### Short task
Write out all of the entries exactly, please.

### Provided data
══════════════════════════════
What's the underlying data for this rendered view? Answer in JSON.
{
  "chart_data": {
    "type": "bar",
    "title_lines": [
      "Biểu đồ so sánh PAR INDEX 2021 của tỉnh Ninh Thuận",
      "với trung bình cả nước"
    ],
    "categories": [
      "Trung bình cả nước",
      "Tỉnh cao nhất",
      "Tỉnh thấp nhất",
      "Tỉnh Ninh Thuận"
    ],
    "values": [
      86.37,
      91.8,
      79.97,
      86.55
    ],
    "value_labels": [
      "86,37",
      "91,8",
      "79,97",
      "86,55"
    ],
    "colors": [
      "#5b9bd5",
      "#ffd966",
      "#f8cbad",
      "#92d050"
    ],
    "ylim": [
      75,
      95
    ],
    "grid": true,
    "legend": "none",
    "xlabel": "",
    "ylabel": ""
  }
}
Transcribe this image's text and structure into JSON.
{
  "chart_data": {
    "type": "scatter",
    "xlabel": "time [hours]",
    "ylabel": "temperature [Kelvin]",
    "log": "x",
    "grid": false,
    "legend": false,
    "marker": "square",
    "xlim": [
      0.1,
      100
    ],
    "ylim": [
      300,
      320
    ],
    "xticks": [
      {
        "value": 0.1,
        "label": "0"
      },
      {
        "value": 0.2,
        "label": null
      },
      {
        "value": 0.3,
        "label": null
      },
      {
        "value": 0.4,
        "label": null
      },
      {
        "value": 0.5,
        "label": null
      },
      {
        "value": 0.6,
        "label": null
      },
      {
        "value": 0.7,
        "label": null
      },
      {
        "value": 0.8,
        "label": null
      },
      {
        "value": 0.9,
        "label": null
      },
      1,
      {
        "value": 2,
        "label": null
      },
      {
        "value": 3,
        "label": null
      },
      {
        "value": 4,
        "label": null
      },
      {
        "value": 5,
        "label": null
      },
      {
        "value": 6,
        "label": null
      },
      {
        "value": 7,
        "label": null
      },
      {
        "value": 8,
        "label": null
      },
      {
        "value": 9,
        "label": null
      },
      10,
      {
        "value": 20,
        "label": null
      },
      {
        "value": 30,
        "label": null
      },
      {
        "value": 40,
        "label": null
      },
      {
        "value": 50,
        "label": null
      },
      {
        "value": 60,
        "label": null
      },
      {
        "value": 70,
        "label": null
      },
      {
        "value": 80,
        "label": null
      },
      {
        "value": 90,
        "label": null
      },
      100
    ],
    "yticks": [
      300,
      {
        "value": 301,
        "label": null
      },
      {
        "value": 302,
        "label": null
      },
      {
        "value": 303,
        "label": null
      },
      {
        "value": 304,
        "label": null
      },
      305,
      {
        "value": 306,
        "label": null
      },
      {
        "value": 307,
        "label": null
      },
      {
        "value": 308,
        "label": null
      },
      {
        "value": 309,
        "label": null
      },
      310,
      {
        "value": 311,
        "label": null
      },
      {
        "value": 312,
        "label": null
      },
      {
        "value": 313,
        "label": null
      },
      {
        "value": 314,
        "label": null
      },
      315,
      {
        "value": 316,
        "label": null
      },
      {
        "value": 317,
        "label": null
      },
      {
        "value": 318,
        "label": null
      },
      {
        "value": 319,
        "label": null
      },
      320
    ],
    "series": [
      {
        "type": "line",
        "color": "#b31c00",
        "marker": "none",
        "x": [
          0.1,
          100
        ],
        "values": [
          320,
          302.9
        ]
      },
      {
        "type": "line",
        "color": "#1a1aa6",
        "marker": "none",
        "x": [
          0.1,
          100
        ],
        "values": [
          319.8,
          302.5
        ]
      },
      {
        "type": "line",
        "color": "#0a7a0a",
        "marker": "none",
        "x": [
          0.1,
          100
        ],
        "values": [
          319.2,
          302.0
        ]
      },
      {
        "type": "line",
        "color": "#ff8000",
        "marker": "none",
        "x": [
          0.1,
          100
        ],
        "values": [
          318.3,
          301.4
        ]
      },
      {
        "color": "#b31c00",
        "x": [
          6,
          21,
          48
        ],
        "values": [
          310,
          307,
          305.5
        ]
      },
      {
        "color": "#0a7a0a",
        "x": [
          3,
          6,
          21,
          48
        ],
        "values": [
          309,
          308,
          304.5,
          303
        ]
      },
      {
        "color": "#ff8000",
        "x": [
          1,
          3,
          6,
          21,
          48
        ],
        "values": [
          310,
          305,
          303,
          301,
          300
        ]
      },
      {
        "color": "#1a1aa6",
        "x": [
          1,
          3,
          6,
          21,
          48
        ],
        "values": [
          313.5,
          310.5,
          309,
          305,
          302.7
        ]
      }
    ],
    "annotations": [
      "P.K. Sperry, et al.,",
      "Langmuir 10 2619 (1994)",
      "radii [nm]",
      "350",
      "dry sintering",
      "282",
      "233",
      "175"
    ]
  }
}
══════════════════════════════
### Result below
What's the underlying data for this rendered view? Answer in JSON.
{
  "chart_data": {
    "type": "bar",
    "title_lines": [
      "Biểu đồ so sánh PAR INDEX 2021 của tỉnh Ninh Thuận",
      "với trung bình cả nước"
    ],
    "categories": [
      "Trung bình cả nước",
      "Tỉnh cao nhất",
      "Tỉnh thấp nhất",
      "Tỉnh Ninh Thuận"
    ],
    "values": [
      86.37,
      91.8,
      79.97,
      86.55
    ],
    "value_labels": [
      "86,37",
      "91,8",
      "79,97",
      "86,55"
    ],
    "colors": [
      "#5b9bd5",
      "#ffd966",
      "#f8cbad",
      "#92d050"
    ],
    "ylim": [
      75,
      95
    ],
    "grid": true,
    "legend": "none",
    "xlabel": "",
    "ylabel": ""
  }
}
Transcribe this image's text and structure into JSON.
{
  "chart_data": {
    "type": "scatter",
    "xlabel": "time [hours]",
    "ylabel": "temperature [Kelvin]",
    "log": "x",
    "grid": false,
    "legend": false,
    "marker": "square",
    "xlim": [
      0.1,
      100
    ],
    "ylim": [
      300,
      320
    ],
    "xticks": [
      {
        "value": 0.1,
        "label": "0"
      },
      {
        "value": 0.2,
        "label": null
      },
      {
        "value": 0.3,
        "label": null
      },
      {
        "value": 0.4,
        "label": null
      },
      {
        "value": 0.5,
        "label": null
      },
      {
        "value": 0.6,
        "label": null
      },
      {
        "value": 0.7,
        "label": null
      },
      {
        "value": 0.8,
        "label": null
      },
      {
        "value": 0.9,
        "label": null
      },
      1,
      {
        "value": 2,
        "label": null
      },
      {
        "value": 3,
        "label": null
      },
      {
        "value": 4,
        "label": null
      },
      {
        "value": 5,
        "label": null
      },
      {
        "value": 6,
        "label": null
      },
      {
        "value": 7,
        "label": null
      },
      {
        "value": 8,
        "label": null
      },
      {
        "value": 9,
        "label": null
      },
      10,
      {
        "value": 20,
        "label": null
      },
      {
        "value": 30,
        "label": null
      },
      {
        "value": 40,
        "label": null
      },
      {
        "value": 50,
        "label": null
      },
      {
        "value": 60,
        "label": null
      },
      {
        "value": 70,
        "label": null
      },
      {
        "value": 80,
        "label": null
      },
      {
        "value": 90,
        "label": null
      },
      100
    ],
    "yticks": [
      300,
      {
        "value": 301,
        "label": null
      },
      {
        "value": 302,
        "label": null
      },
      {
        "value": 303,
        "label": null
      },
      {
        "value": 304,
        "label": null
      },
      305,
      {
        "value": 306,
        "label": null
      },
      {
        "value": 307,
        "label": null
      },
      {
        "value": 308,
        "label": null
      },
      {
        "value": 309,
        "label": null
      },
      310,
      {
        "value": 311,
        "label": null
      },
      {
        "value": 312,
        "label": null
      },
      {
        "value": 313,
        "label": null
      },
      {
        "value": 314,
        "label": null
      },
      315,
      {
        "value": 316,
        "label": null
      },
      {
        "value": 317,
        "label": null
      },
      {
        "value": 318,
        "label": null
      },
      {
        "value": 319,
        "label": null
      },
      320
    ],
    "series": [
      {
        "type": "line",
        "color": "#b31c00",
        "marker": "none",
        "x": [
          0.1,
          100
        ],
        "values": [
          320,
          302.9
        ]
      },
      {
        "type": "line",
        "color": "#1a1aa6",
        "marker": "none",
        "x": [
          0.1,
          100
        ],
        "values": [
          319.8,
          302.5
        ]
      },
      {
        "type": "line",
        "color": "#0a7a0a",
        "marker": "none",
        "x": [
          0.1,
          100
        ],
        "values": [
          319.2,
          302.0
        ]
      },
      {
        "type": "line",
        "color": "#ff8000",
        "marker": "none",
        "x": [
          0.1,
          100
        ],
        "values": [
          318.3,
          301.4
        ]
      },
      {
        "color": "#b31c00",
        "x": [
          6,
          21,
          48
        ],
        "values": [
          310,
          307,
          305.5
        ]
      },
      {
        "color": "#0a7a0a",
        "x": [
          3,
          6,
          21,
          48
        ],
        "values": [
          309,
          308,
          304.5,
          303
        ]
      },
      {
        "color": "#ff8000",
        "x": [
          1,
          3,
          6,
          21,
          48
        ],
        "values": [
          310,
          305,
          303,
          301,
          300
        ]
      },
      {
        "color": "#1a1aa6",
        "x": [
          1,
          3,
          6,
          21,
          48
        ],
        "values": [
          313.5,
          310.5,
          309,
          305,
          302.7
        ]
      }
    ],
    "annotations": [
      "P.K. Sperry, et al.,",
      "Langmuir 10 2619 (1994)",
      "radii [nm]",
      "350",
      "dry sintering",
      "282",
      "233",
      "175"
    ]
  }
}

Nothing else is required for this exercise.